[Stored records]
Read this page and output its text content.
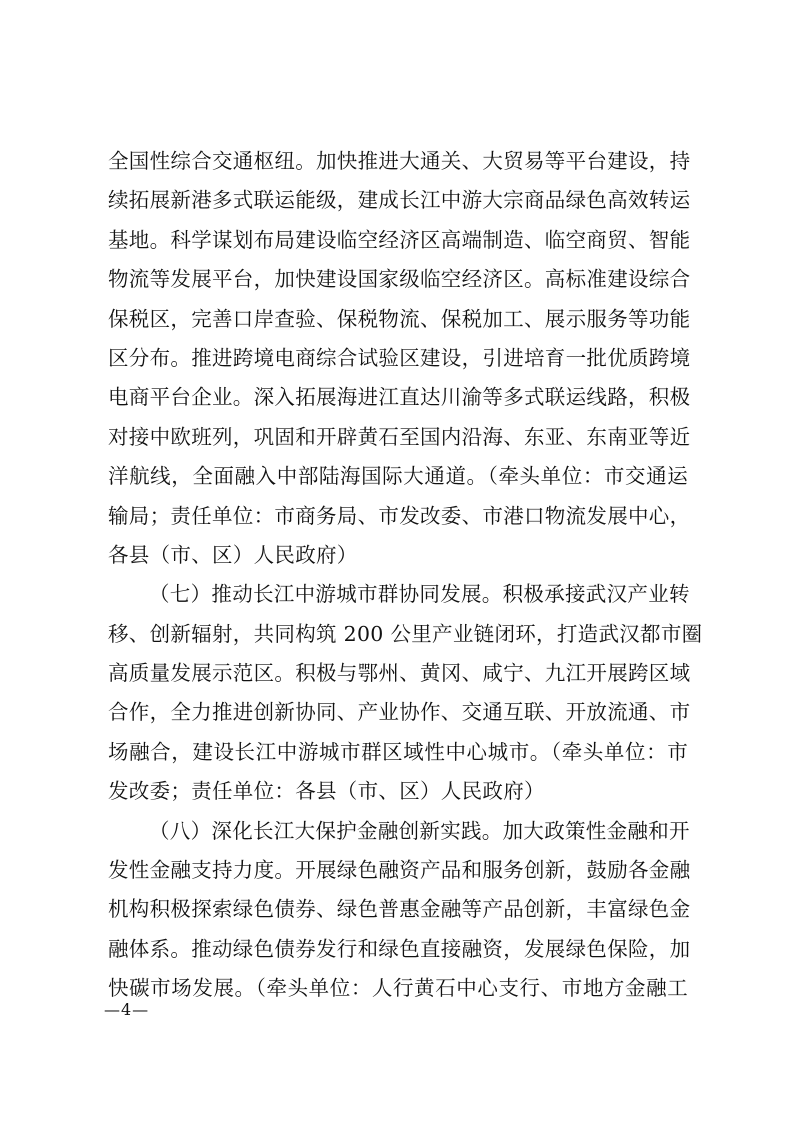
全国性综合交通枢纽。加快推进大通关、大贸易等平台建设，持
续拓展新港多式联运能级，建成长江中游大宗商品绿色高效转运
基地。科学谋划布局建设临空经济区高端制造、临空商贸、智能
物流等发展平台，加快建设国家级临空经济区。高标准建设综合
保税区，完善口岸查验、保税物流、保税加工、展示服务等功能
区分布。推进跨境电商综合试验区建设，引进培育一批优质跨境
电商平台企业。深入拓展海进江直达川渝等多式联运线路，积极
对接中欧班列，巩固和开辟黄石至国内沿海、东亚、东南亚等近
洋航线，全面融入中部陆海国际大通道。（牵头单位：市交通运
输局；责任单位：市商务局、市发改委、市港口物流发展中心，
各县（市、区）人民政府）
（七）推动长江中游城市群协同发展。积极承接武汉产业转
移、创新辐射，共同构筑 200 公里产业链闭环，打造武汉都市圈
高质量发展示范区。积极与鄂州、黄冈、咸宁、九江开展跨区域
合作，全力推进创新协同、产业协作、交通互联、开放流通、市
场融合，建设长江中游城市群区域性中心城市。（牵头单位：市
发改委；责任单位：各县（市、区）人民政府）
（八）深化长江大保护金融创新实践。加大政策性金融和开
发性金融支持力度。开展绿色融资产品和服务创新，鼓励各金融
机构积极探索绿色债券、绿色普惠金融等产品创新，丰富绿色金
融体系。推动绿色债券发行和绿色直接融资，发展绿色保险，加
快碳市场发展。（牵头单位：人行黄石中心支行、市地方金融工
—4—
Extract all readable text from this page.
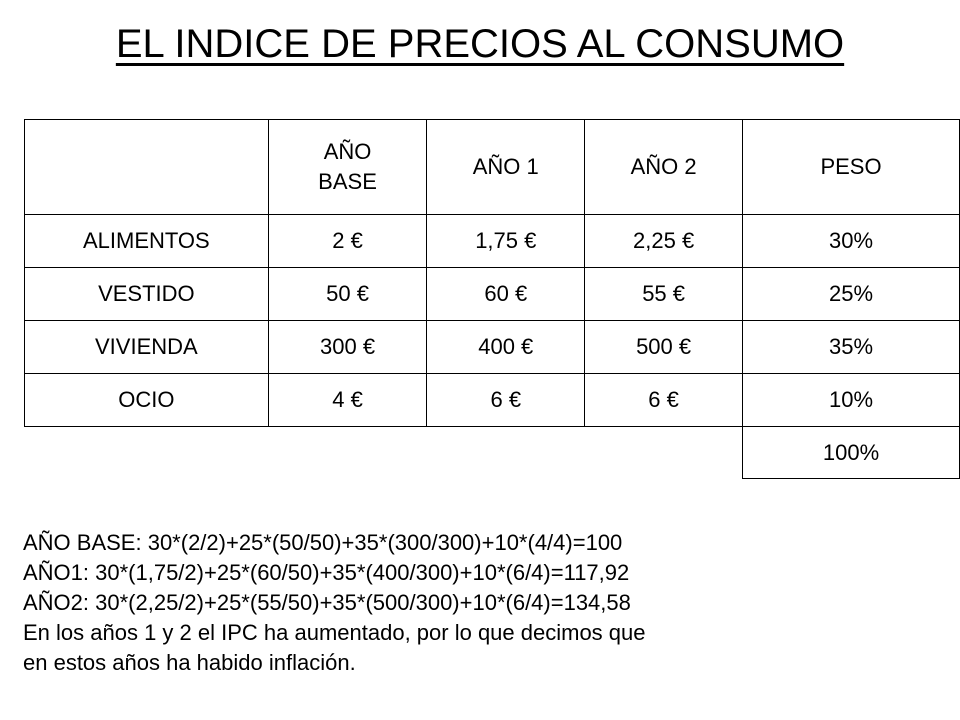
EL INDICE DE PRECIOS AL CONSUMO
	AÑO BASE	AÑO 1	AÑO 2	PESO
ALIMENTOS	2 €	1,75 €	2,25 €	30%
VESTIDO	50 €	60 €	55 €	25%
VIVIENDA	300 €	400 €	500 €	35%
OCIO	4 €	6 €	6 €	10%
				100%
AÑO BASE: 30*(2/2)+25*(50/50)+35*(300/300)+10*(4/4)=100
AÑO1: 30*(1,75/2)+25*(60/50)+35*(400/300)+10*(6/4)=117,92
AÑO2: 30*(2,25/2)+25*(55/50)+35*(500/300)+10*(6/4)=134,58
En los años 1 y 2 el IPC ha aumentado, por lo que decimos que
en estos años ha habido inflación.
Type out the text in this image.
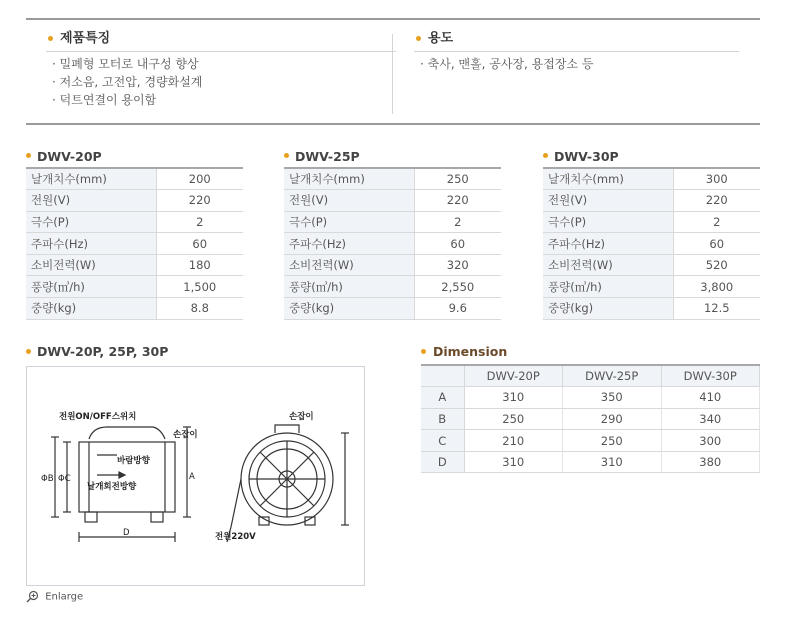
제품특징
· 밀폐형 모터로 내구성 향상
· 저소음, 고전압, 경량화설계
· 덕트연결이 용이함
용도
· 축사, 맨홀, 공사장, 용접장소 등
DWV-20P
날개치수(mm)	200
전원(V)	220
극수(P)	2
주파수(Hz)	60
소비전력(W)	180
풍량(㎥/h)	1,500
중량(kg)	8.8
DWV-25P
날개치수(mm)	250
전원(V)	220
극수(P)	2
주파수(Hz)	60
소비전력(W)	320
풍량(㎥/h)	2,550
중량(kg)	9.6
DWV-30P
날개치수(mm)	300
전원(V)	220
극수(P)	2
주파수(Hz)	60
소비전력(W)	520
풍량(㎥/h)	3,800
중량(kg)	12.5
DWV-20P, 25P, 30P
전원ON/OFF스위치
손잡이
바람방향
날개회전방향
손잡이
전원220V
ΦB ΦC	A
D
Enlarge
Dimension
	DWV-20P	DWV-25P	DWV-30P
A	310	350	410
B	250	290	340
C	210	250	300
D	310	310	380
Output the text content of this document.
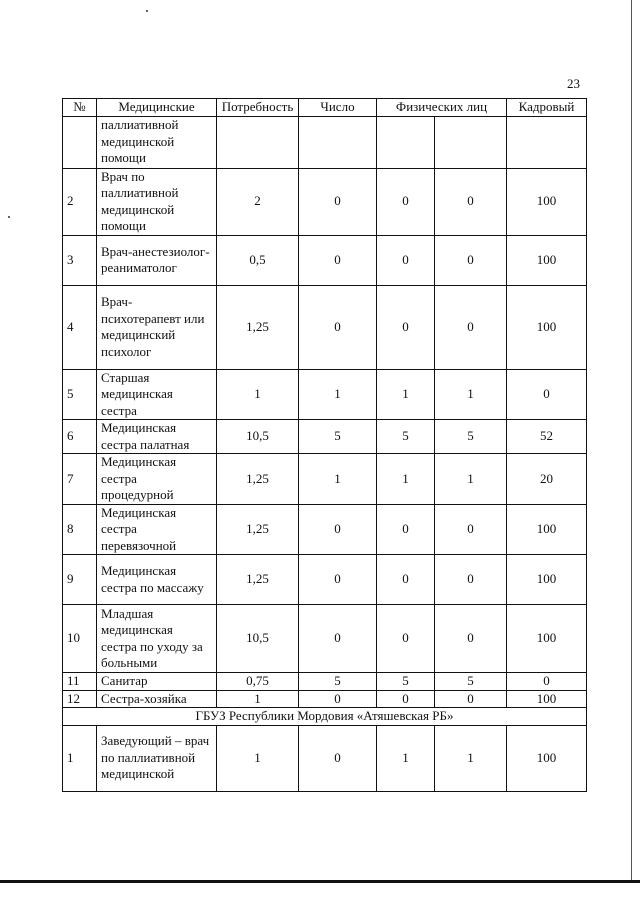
23
№	Медицинские	Потребность	Число	Физических лиц		Кадровый
	паллиативной медицинской помощи					
2	Врач по паллиативной медицинской помощи	2	0	0	0	100
3	Врач-анестезиолог-реаниматолог	0,5	0	0	0	100
4	Врач-психотерапевт или медицинский психолог	1,25	0	0	0	100
5	Старшая медицинская сестра	1	1	1	1	0
6	Медицинская сестра палатная	10,5	5	5	5	52
7	Медицинская сестра процедурной	1,25	1	1	1	20
8	Медицинская сестра перевязочной	1,25	0	0	0	100
9	Медицинская сестра по массажу	1,25	0	0	0	100
10	Младшая медицинская сестра по уходу за больными	10,5	0	0	0	100
11	Санитар	0,75	5	5	5	0
12	Сестра-хозяйка	1	0	0	0	100
ГБУЗ Республики Мордовия «Атяшевская РБ»						
1	Заведующий – врач по паллиативной медицинской	1	0	1	1	100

▸ **WHAT THE EXERCISE ASKS**
Word for word, quote the full listing, omitting every picture.

▸ **WORKED SOLUTION**
Read this page and output its text content.
全国性综合交通枢纽。加快推进大通关、大贸易等平台建设，持
续拓展新港多式联运能级，建成长江中游大宗商品绿色高效转运
基地。科学谋划布局建设临空经济区高端制造、临空商贸、智能
物流等发展平台，加快建设国家级临空经济区。高标准建设综合
保税区，完善口岸查验、保税物流、保税加工、展示服务等功能
区分布。推进跨境电商综合试验区建设，引进培育一批优质跨境
电商平台企业。深入拓展海进江直达川渝等多式联运线路，积极
对接中欧班列，巩固和开辟黄石至国内沿海、东亚、东南亚等近
洋航线，全面融入中部陆海国际大通道。（牵头单位：市交通运
输局；责任单位：市商务局、市发改委、市港口物流发展中心，
各县（市、区）人民政府）
（七）推动长江中游城市群协同发展。积极承接武汉产业转
移、创新辐射，共同构筑 200 公里产业链闭环，打造武汉都市圈
高质量发展示范区。积极与鄂州、黄冈、咸宁、九江开展跨区域
合作，全力推进创新协同、产业协作、交通互联、开放流通、市
场融合，建设长江中游城市群区域性中心城市。（牵头单位：市
发改委；责任单位：各县（市、区）人民政府）
（八）深化长江大保护金融创新实践。加大政策性金融和开
发性金融支持力度。开展绿色融资产品和服务创新，鼓励各金融
机构积极探索绿色债券、绿色普惠金融等产品创新，丰富绿色金
融体系。推动绿色债券发行和绿色直接融资，发展绿色保险，加
快碳市场发展。（牵头单位：人行黄石中心支行、市地方金融工
—4—
Extract all readable text from this page.
EL INDICE DE PRECIOS AL CONSUMO
	AÑO BASE	AÑO 1	AÑO 2	PESO
ALIMENTOS	2 €	1,75 €	2,25 €	30%
VESTIDO	50 €	60 €	55 €	25%
VIVIENDA	300 €	400 €	500 €	35%
OCIO	4 €	6 €	6 €	10%
				100%
AÑO BASE: 30*(2/2)+25*(50/50)+35*(300/300)+10*(4/4)=100
AÑO1: 30*(1,75/2)+25*(60/50)+35*(400/300)+10*(6/4)=117,92
AÑO2: 30*(2,25/2)+25*(55/50)+35*(500/300)+10*(6/4)=134,58
En los años 1 y 2 el IPC ha aumentado, por lo que decimos que
en estos años ha habido inflación.
Type out the text in this image.
제품특징
· 밀폐형 모터로 내구성 향상
· 저소음, 고전압, 경량화설계
· 덕트연결이 용이함
용도
· 축사, 맨홀, 공사장, 용접장소 등
DWV-20P
날개치수(mm)	200
전원(V)	220
극수(P)	2
주파수(Hz)	60
소비전력(W)	180
풍량(㎥/h)	1,500
중량(kg)	8.8
DWV-25P
날개치수(mm)	250
전원(V)	220
극수(P)	2
주파수(Hz)	60
소비전력(W)	320
풍량(㎥/h)	2,550
중량(kg)	9.6
DWV-30P
날개치수(mm)	300
전원(V)	220
극수(P)	2
주파수(Hz)	60
소비전력(W)	520
풍량(㎥/h)	3,800
중량(kg)	12.5
DWV-20P, 25P, 30P
전원ON/OFF스위치
손잡이
바람방향
날개회전방향
손잡이
전원220V
ΦB ΦC	A
D
Enlarge
Dimension
	DWV-20P	DWV-25P	DWV-30P
A	310	350	410
B	250	290	340
C	210	250	300
D	310	310	380
Output the text content of this document.
23
№	Медицинские	Потребность	Число	Физических лиц		Кадровый
	паллиативной медицинской помощи					
2	Врач по паллиативной медицинской помощи	2	0	0	0	100
3	Врач-анестезиолог-реаниматолог	0,5	0	0	0	100
4	Врач-психотерапевт или медицинский психолог	1,25	0	0	0	100
5	Старшая медицинская сестра	1	1	1	1	0
6	Медицинская сестра палатная	10,5	5	5	5	52
7	Медицинская сестра процедурной	1,25	1	1	1	20
8	Медицинская сестра перевязочной	1,25	0	0	0	100
9	Медицинская сестра по массажу	1,25	0	0	0	100
10	Младшая медицинская сестра по уходу за больными	10,5	0	0	0	100
11	Санитар	0,75	5	5	5	0
12	Сестра-хозяйка	1	0	0	0	100
ГБУЗ Республики Мордовия «Атяшевская РБ»						
1	Заведующий – врач по паллиативной медицинской	1	0	1	1	100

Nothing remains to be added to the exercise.